Problem to work on – Wherever the string "envelope" occurs in a line of these records, report that line.

Material supplied –

★ ★ ★ ★ ★

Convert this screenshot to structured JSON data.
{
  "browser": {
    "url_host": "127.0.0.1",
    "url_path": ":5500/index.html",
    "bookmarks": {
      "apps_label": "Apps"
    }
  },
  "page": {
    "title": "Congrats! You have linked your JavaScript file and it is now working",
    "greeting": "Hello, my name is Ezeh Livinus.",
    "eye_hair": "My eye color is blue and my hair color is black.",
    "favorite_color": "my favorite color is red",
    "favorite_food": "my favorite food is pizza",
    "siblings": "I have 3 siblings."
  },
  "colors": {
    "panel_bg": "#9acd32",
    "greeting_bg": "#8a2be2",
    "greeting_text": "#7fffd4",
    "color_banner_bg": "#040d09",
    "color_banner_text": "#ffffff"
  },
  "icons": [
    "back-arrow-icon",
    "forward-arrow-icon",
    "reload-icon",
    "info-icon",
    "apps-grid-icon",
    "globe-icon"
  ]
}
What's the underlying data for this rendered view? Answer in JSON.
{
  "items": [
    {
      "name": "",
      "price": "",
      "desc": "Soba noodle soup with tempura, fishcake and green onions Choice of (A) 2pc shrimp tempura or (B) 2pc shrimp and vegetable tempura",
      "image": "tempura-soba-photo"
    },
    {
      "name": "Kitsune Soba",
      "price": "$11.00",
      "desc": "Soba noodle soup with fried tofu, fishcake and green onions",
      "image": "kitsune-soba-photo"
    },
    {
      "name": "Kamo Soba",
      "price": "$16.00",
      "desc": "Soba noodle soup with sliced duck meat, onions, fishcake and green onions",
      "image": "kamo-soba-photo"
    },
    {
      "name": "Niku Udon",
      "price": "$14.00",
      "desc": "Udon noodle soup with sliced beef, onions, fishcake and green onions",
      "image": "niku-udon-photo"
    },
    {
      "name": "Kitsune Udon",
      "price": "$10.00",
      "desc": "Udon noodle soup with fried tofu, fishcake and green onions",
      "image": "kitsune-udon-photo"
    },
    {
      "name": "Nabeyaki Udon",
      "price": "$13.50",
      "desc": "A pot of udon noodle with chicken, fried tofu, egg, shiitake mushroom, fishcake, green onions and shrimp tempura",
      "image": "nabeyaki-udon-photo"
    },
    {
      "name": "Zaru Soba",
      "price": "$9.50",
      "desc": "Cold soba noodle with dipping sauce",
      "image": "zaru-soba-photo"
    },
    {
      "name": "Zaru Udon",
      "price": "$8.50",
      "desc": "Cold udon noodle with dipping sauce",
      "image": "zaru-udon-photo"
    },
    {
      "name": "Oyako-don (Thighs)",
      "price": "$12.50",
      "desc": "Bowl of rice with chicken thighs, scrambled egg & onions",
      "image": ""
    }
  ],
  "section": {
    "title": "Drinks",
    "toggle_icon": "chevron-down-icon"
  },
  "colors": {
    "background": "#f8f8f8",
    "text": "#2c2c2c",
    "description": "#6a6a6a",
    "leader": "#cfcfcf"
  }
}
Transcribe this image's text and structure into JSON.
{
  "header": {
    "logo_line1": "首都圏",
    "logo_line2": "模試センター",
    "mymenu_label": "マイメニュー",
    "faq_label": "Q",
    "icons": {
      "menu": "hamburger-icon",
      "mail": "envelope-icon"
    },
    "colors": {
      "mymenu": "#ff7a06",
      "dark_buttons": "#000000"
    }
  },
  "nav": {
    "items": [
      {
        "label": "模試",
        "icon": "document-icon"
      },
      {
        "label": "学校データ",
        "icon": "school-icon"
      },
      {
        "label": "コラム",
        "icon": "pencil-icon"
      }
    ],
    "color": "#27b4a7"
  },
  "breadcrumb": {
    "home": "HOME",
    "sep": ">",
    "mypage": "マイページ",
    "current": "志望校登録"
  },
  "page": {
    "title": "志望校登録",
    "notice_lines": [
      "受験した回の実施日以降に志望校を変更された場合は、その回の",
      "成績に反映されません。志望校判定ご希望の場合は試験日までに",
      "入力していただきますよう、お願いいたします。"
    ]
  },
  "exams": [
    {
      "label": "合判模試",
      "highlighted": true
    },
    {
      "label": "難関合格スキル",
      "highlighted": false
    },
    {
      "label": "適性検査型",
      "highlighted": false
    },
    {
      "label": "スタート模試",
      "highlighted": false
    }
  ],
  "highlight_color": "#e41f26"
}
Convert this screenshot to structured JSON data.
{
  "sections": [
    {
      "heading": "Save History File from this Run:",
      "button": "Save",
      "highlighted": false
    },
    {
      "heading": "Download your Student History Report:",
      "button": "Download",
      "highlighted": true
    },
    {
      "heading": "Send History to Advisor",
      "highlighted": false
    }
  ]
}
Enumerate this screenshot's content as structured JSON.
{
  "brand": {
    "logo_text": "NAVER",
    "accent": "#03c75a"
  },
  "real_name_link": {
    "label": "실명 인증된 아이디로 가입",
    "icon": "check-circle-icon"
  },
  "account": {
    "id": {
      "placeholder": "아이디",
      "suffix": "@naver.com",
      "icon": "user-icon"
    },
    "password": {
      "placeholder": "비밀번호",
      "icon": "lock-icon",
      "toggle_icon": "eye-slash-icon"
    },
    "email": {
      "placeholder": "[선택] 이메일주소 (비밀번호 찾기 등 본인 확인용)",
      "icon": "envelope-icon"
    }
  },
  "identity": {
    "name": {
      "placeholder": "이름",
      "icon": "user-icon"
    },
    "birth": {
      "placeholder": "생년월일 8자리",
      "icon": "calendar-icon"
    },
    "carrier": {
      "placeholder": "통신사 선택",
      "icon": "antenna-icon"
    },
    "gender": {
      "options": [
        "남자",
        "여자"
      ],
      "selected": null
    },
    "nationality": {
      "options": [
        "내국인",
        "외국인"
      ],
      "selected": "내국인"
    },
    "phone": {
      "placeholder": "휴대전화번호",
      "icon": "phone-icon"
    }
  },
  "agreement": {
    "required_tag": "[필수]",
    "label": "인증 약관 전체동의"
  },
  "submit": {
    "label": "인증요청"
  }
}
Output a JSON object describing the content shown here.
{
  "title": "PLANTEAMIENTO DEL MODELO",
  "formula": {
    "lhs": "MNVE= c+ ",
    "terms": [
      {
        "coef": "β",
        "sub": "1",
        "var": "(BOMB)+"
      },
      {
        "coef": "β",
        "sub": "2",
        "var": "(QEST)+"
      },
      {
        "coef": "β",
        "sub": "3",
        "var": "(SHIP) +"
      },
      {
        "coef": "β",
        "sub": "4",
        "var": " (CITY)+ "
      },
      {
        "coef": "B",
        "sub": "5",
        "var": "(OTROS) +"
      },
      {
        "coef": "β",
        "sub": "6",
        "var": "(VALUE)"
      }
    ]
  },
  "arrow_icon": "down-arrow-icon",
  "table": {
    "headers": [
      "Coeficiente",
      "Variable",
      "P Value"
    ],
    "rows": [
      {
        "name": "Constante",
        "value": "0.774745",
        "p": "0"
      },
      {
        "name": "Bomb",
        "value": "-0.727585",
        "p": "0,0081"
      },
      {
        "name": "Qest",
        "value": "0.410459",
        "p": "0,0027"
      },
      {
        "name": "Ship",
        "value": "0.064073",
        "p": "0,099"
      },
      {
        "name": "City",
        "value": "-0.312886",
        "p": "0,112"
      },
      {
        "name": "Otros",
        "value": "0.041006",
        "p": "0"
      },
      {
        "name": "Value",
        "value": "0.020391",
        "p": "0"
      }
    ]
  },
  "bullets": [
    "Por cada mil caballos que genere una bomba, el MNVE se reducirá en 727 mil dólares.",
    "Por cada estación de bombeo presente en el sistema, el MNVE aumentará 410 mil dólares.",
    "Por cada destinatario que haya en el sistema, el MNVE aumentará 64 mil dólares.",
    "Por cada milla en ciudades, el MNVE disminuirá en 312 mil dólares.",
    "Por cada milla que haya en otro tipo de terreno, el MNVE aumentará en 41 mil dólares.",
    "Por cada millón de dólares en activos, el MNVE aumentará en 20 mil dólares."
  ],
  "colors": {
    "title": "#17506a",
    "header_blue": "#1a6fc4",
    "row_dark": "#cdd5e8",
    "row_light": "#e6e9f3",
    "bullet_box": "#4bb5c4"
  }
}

★ ★ ★ ★ ★

Complete answer –
      "mail": "envelope-icon"
      "icon": "envelope-icon"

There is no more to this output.